Short problem: From the entries below, report how many lines contain the string "content". Give only that number.

Given records:
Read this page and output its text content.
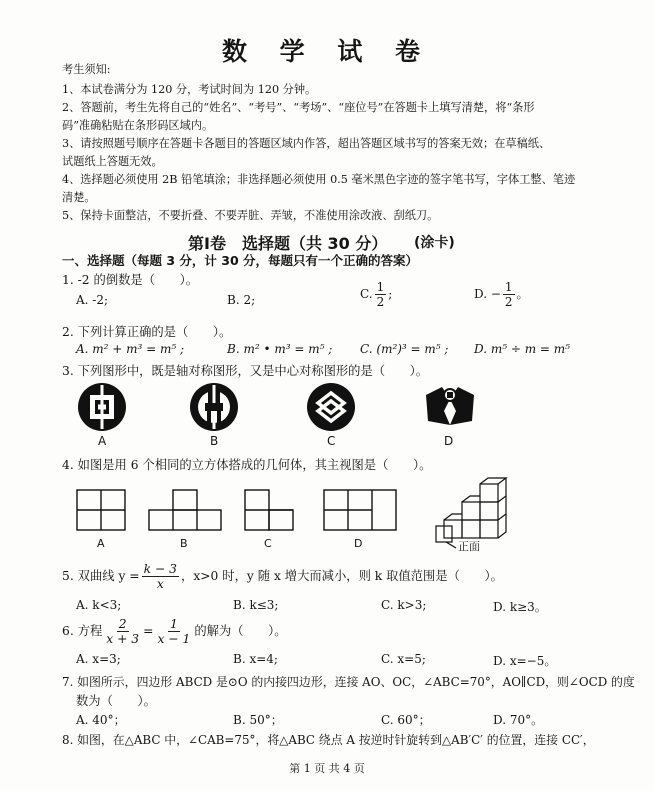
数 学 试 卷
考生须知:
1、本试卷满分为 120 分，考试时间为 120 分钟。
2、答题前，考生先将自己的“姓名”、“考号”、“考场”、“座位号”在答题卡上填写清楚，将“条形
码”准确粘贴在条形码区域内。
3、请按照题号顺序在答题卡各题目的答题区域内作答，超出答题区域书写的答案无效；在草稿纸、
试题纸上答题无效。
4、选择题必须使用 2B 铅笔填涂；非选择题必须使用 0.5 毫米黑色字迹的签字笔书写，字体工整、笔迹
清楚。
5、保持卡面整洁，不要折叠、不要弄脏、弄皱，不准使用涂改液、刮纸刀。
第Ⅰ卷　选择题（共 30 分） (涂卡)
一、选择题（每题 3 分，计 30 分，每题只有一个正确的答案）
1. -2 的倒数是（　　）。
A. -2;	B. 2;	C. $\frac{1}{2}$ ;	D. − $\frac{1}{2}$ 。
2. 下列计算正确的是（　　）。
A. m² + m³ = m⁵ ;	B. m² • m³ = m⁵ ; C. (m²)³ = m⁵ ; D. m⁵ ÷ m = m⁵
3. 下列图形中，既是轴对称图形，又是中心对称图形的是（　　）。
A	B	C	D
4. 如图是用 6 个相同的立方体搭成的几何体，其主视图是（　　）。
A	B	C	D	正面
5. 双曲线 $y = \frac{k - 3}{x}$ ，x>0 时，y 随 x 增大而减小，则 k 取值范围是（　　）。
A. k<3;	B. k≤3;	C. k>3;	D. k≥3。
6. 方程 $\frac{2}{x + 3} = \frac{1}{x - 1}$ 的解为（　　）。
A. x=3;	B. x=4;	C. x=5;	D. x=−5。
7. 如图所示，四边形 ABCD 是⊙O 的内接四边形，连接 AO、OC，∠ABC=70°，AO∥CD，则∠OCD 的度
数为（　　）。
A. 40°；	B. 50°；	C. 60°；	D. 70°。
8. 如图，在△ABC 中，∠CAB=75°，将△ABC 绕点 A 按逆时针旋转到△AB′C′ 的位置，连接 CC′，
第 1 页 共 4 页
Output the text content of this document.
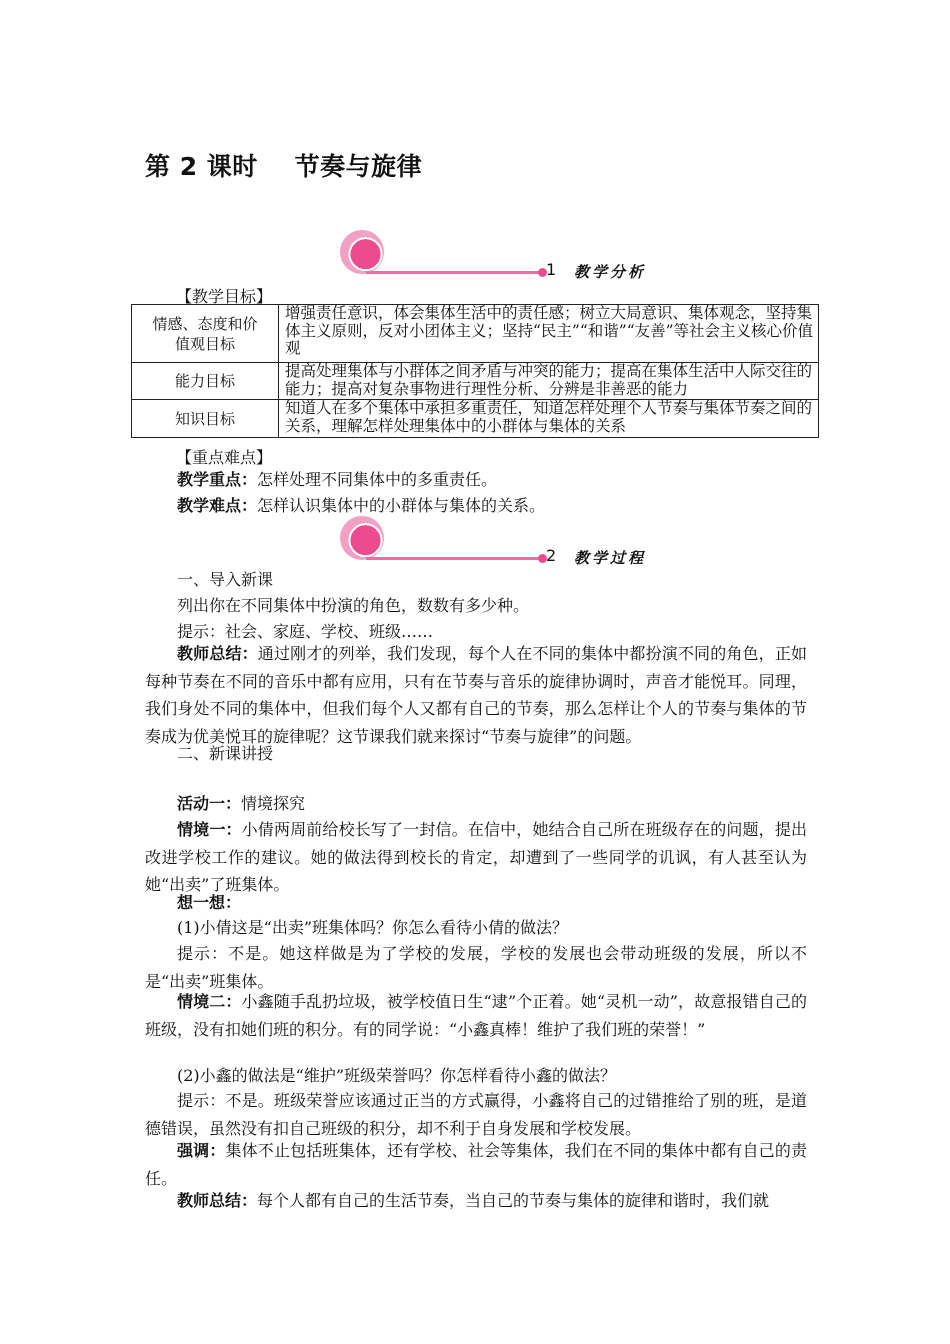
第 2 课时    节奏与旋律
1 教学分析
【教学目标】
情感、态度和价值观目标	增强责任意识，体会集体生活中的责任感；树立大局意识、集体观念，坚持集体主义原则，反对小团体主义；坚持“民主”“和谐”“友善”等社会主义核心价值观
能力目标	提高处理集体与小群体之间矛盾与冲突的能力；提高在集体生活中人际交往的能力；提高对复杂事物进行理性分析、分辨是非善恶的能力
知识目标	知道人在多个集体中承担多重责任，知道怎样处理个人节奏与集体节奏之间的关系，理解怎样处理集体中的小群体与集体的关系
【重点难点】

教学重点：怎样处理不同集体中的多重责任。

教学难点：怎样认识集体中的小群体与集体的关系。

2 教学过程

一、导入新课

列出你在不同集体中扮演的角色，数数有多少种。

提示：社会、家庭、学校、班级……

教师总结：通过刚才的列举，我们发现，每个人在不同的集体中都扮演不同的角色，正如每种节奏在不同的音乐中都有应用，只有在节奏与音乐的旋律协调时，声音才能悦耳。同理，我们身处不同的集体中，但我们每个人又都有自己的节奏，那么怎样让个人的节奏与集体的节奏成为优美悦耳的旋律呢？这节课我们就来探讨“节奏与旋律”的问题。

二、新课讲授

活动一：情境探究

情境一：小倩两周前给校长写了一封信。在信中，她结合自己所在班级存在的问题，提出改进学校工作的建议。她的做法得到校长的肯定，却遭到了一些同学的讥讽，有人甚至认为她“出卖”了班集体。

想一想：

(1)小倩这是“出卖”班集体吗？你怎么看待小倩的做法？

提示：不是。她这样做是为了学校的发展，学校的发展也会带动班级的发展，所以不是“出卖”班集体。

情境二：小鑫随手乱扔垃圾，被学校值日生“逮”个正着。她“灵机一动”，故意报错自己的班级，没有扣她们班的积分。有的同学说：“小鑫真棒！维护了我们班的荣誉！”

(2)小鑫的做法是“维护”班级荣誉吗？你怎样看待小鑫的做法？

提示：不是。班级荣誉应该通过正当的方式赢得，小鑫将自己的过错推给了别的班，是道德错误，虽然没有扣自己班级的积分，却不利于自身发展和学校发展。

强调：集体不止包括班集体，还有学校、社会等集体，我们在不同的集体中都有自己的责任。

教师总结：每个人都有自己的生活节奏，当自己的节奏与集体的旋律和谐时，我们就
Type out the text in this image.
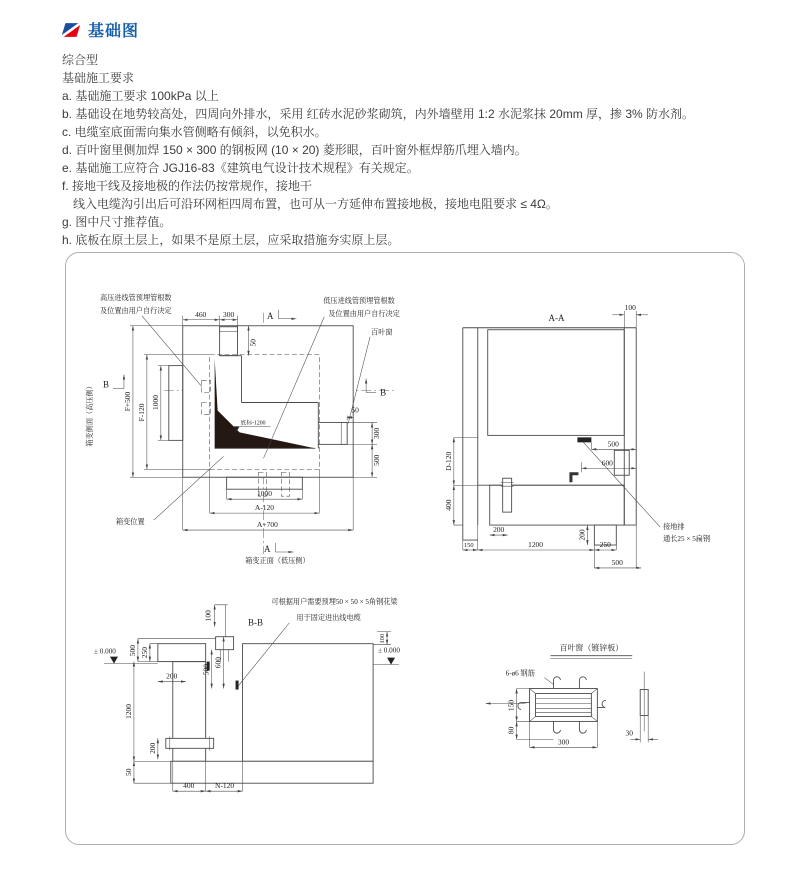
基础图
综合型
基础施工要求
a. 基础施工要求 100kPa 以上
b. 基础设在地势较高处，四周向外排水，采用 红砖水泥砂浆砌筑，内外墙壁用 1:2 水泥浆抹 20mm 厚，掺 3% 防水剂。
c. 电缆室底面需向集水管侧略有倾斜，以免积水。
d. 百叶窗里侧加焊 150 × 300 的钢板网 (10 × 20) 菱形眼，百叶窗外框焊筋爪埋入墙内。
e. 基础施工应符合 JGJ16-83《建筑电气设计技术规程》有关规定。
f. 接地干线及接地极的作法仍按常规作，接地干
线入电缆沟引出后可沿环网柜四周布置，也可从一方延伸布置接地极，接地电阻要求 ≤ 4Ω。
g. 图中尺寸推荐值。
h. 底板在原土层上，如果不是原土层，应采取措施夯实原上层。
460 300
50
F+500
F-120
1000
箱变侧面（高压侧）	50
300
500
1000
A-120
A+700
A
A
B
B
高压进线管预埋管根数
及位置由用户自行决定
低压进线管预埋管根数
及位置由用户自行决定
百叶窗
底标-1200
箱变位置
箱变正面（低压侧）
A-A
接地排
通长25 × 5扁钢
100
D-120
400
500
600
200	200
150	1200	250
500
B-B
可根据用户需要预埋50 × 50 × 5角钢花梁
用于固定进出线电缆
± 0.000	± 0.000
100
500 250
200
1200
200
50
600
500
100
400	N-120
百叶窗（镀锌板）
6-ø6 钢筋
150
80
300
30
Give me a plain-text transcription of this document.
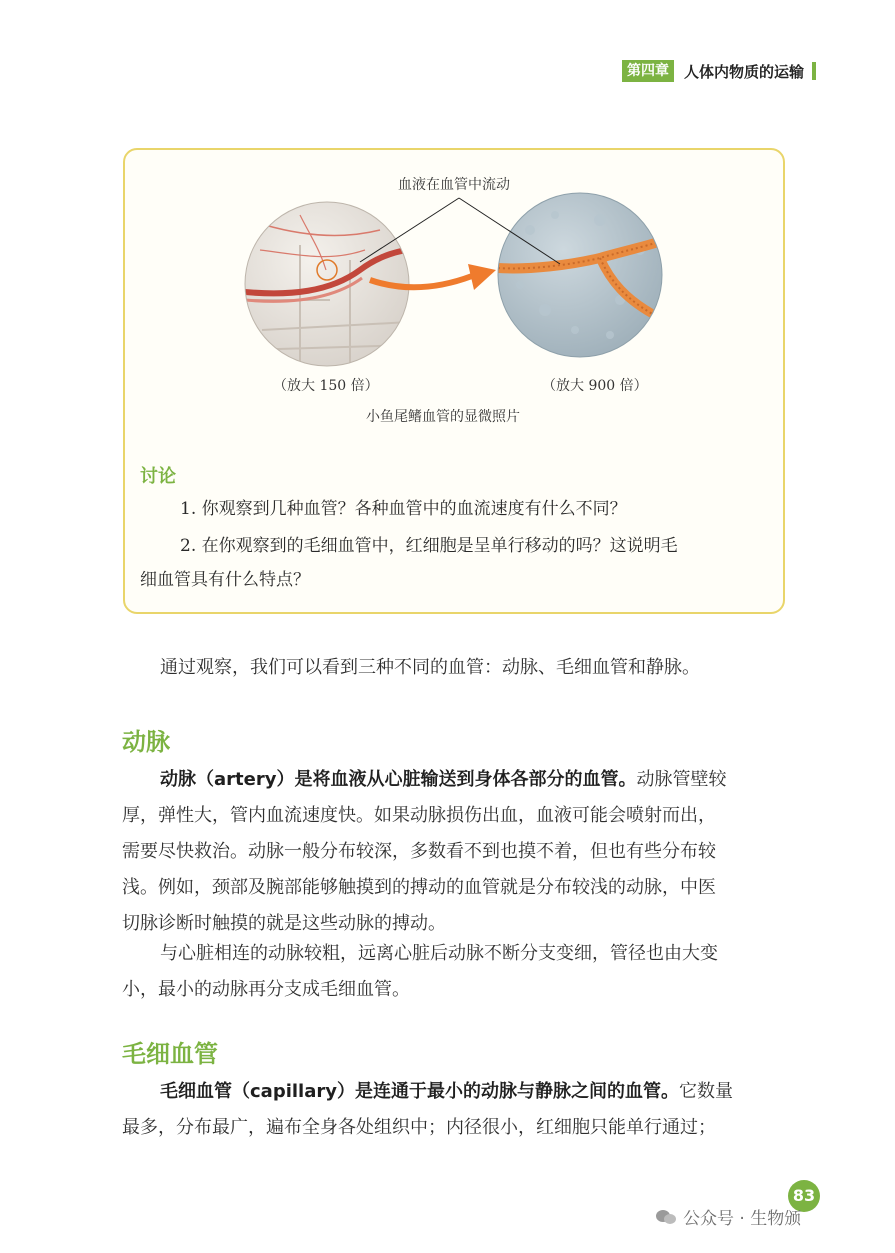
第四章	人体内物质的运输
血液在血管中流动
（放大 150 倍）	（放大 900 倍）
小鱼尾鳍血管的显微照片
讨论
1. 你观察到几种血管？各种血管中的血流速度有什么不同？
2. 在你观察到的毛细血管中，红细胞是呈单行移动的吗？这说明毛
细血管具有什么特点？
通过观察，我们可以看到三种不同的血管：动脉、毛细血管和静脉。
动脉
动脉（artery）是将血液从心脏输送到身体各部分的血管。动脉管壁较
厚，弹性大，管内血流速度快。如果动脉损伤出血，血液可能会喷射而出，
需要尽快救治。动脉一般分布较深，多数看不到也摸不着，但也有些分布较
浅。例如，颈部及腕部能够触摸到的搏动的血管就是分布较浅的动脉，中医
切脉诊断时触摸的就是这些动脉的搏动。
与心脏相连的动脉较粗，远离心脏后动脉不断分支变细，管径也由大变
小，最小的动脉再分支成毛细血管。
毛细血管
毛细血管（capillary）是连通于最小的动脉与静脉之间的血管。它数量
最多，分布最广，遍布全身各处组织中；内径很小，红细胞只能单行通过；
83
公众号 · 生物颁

The solution: 2